» **Records for the task**:
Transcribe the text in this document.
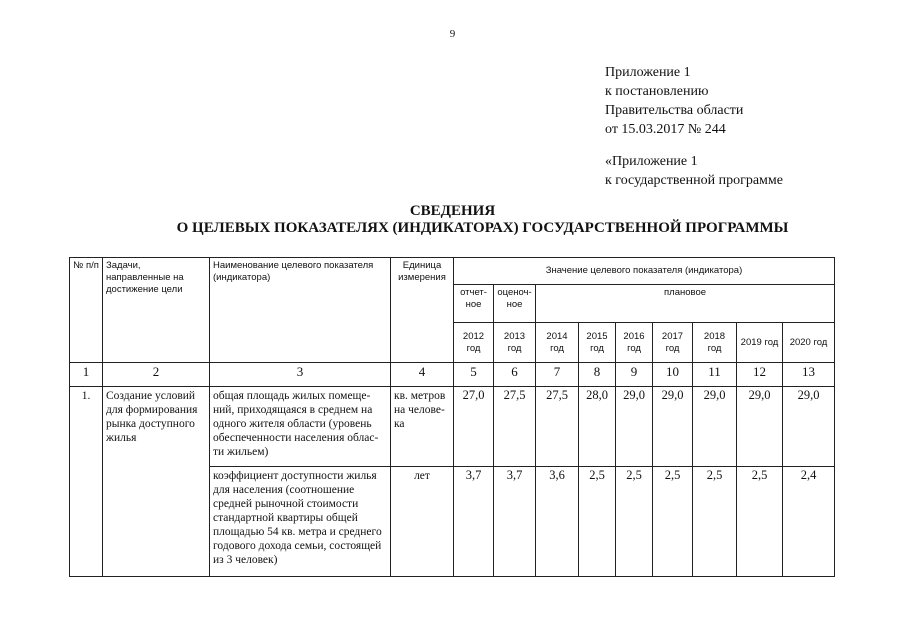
9
Приложение 1
к постановлению
Правительства области
от 15.03.2017 № 244
«Приложение 1
к государственной программе
СВЕДЕНИЯ
О ЦЕЛЕВЫХ ПОКАЗАТЕЛЯХ (ИНДИКАТОРАХ) ГОСУДАРСТВЕННОЙ ПРОГРАММЫ
№ п/п	Задачи, направленные на достижение цели	Наименование целевого показателя (индикатора)	Единица измерения	Значение целевого показателя (индикатора)								
				отчет-ное	оценоч-ное	плановое						
				2012 год	2013 год	2014 год	2015 год	2016 год	2017 год	2018 год	2019 год	2020 год
1	2	3	4	5	6	7	8	9	10	11	12	13
1.	Создание условий для формирования рынка доступного жилья	общая площадь жилых помеще-ний, приходящаяся в среднем на одного жителя области (уровень обеспеченности населения облас-ти жильем)	кв. метров на челове-ка	27,0	27,5	27,5	28,0	29,0	29,0	29,0	29,0	29,0
		коэффициент доступности жилья для населения (соотношение средней рыночной стоимости стандартной квартиры общей площадью 54 кв. метра и среднего годового дохода семьи, состоящей из 3 человек)	лет	3,7	3,7	3,6	2,5	2,5	2,5	2,5	2,5	2,4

» **Aim of the exercise**:
Extract, from the material above, each line holding the word "области".

» **Result for this task**:
Правительства области
1.	Создание условий для формирования рынка доступного жилья	общая площадь жилых помеще-ний, приходящаяся в среднем на одного жителя области (уровень обеспеченности населения облас-ти жильем)	кв. метров на челове-ка	27,0	27,5	27,5	28,0	29,0	29,0	29,0	29,0	29,0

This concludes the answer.